Dataset items:

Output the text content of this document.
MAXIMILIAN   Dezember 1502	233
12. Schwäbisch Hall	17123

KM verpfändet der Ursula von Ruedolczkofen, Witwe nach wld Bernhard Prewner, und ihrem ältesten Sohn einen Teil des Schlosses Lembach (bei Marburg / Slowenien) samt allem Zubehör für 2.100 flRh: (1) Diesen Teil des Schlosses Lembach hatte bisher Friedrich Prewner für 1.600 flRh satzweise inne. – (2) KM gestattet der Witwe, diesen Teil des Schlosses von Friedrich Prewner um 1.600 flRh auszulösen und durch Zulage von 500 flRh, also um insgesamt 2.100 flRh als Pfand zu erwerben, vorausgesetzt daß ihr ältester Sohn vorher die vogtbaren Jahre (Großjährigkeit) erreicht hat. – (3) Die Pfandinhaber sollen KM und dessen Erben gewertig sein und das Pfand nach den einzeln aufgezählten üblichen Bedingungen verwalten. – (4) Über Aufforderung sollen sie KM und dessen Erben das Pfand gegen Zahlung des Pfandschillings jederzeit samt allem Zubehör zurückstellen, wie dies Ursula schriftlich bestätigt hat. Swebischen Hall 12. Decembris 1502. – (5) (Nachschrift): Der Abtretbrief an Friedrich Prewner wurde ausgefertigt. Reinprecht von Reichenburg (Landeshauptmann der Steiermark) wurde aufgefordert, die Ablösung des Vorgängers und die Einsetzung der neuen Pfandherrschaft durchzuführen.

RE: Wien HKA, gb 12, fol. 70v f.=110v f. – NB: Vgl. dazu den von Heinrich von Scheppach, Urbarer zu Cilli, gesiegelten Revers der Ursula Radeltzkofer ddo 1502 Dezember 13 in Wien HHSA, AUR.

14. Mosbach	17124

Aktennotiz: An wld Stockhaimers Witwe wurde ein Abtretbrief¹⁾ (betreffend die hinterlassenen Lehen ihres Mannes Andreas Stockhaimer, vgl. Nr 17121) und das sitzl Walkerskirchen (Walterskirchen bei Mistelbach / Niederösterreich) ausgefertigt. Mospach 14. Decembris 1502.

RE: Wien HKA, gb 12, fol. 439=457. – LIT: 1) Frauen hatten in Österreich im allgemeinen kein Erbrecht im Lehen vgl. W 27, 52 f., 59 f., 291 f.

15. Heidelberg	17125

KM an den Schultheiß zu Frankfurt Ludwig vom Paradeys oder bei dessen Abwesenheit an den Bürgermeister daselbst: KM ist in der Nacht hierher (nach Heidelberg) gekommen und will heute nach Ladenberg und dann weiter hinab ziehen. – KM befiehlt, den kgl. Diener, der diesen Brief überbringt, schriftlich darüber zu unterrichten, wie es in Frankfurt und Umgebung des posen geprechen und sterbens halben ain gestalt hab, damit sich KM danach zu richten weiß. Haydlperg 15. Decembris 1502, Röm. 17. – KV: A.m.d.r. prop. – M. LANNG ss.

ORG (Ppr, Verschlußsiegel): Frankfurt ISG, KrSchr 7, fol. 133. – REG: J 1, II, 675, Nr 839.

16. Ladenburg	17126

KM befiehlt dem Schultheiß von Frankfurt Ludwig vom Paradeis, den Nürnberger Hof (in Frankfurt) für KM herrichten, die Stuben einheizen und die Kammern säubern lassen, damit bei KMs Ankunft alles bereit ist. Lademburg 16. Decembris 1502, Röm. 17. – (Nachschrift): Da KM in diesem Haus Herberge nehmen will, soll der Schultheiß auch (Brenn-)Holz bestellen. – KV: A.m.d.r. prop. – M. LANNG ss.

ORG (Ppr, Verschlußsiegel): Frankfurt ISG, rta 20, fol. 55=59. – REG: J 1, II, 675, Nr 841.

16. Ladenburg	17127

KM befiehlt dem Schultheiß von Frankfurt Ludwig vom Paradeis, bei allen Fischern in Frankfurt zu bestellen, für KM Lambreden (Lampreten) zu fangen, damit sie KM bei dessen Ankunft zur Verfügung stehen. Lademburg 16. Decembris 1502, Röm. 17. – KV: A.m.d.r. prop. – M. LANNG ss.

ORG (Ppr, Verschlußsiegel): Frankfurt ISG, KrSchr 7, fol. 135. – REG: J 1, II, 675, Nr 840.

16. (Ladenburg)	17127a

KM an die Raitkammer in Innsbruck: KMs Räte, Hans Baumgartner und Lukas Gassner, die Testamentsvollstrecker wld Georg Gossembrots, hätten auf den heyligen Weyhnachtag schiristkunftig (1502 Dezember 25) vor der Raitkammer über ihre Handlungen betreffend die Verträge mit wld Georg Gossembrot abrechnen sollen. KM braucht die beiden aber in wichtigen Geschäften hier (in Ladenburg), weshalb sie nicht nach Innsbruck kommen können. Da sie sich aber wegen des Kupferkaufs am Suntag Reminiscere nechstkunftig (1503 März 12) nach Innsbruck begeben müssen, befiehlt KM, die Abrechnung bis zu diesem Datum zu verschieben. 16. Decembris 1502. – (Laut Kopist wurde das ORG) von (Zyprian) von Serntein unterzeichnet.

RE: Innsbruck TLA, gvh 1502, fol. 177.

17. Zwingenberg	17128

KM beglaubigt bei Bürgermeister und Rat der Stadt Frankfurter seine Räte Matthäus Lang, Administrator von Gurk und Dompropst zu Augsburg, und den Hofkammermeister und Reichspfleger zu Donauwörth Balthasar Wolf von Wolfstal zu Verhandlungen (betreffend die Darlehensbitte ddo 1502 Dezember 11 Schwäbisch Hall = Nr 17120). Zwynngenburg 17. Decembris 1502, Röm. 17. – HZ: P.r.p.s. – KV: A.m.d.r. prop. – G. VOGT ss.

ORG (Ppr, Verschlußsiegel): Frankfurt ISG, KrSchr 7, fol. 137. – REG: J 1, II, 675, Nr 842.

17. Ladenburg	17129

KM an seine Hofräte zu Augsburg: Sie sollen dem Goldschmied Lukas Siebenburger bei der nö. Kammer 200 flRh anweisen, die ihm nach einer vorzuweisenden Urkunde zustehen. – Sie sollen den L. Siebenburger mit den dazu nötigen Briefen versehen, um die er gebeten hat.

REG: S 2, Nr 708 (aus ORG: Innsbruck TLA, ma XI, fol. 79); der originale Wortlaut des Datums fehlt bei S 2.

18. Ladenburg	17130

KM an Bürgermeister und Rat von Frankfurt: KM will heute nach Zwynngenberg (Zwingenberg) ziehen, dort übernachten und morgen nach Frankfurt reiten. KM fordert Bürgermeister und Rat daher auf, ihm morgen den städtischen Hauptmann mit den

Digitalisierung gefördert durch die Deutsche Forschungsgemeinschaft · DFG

* * *

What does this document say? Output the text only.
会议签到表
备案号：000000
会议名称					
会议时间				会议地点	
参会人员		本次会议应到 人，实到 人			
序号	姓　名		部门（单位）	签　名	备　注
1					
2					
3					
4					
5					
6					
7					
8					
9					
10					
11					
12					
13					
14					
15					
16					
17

Instructions to follow >>
Pick out and copy the lines of the material that include the word "bestellen".

Written reply >>
KM befiehlt dem Schultheiß von Frankfurt Ludwig vom Paradeis, den Nürnberger Hof (in Frankfurt) für KM herrichten, die Stuben einheizen und die Kammern säubern lassen, damit bei KMs Ankunft alles bereit ist. Lademburg 16. Decembris 1502, Röm. 17. – (Nachschrift): Da KM in diesem Haus Herberge nehmen will, soll der Schultheiß auch (Brenn-)Holz bestellen. – KV: A.m.d.r. prop. – M. LANNG ss.
KM befiehlt dem Schultheiß von Frankfurt Ludwig vom Paradeis, bei allen Fischern in Frankfurt zu bestellen, für KM Lambreden (Lampreten) zu fangen, damit sie KM bei dessen Ankunft zur Verfügung stehen. Lademburg 16. Decembris 1502, Röm. 17. – KV: A.m.d.r. prop. – M. LANNG ss.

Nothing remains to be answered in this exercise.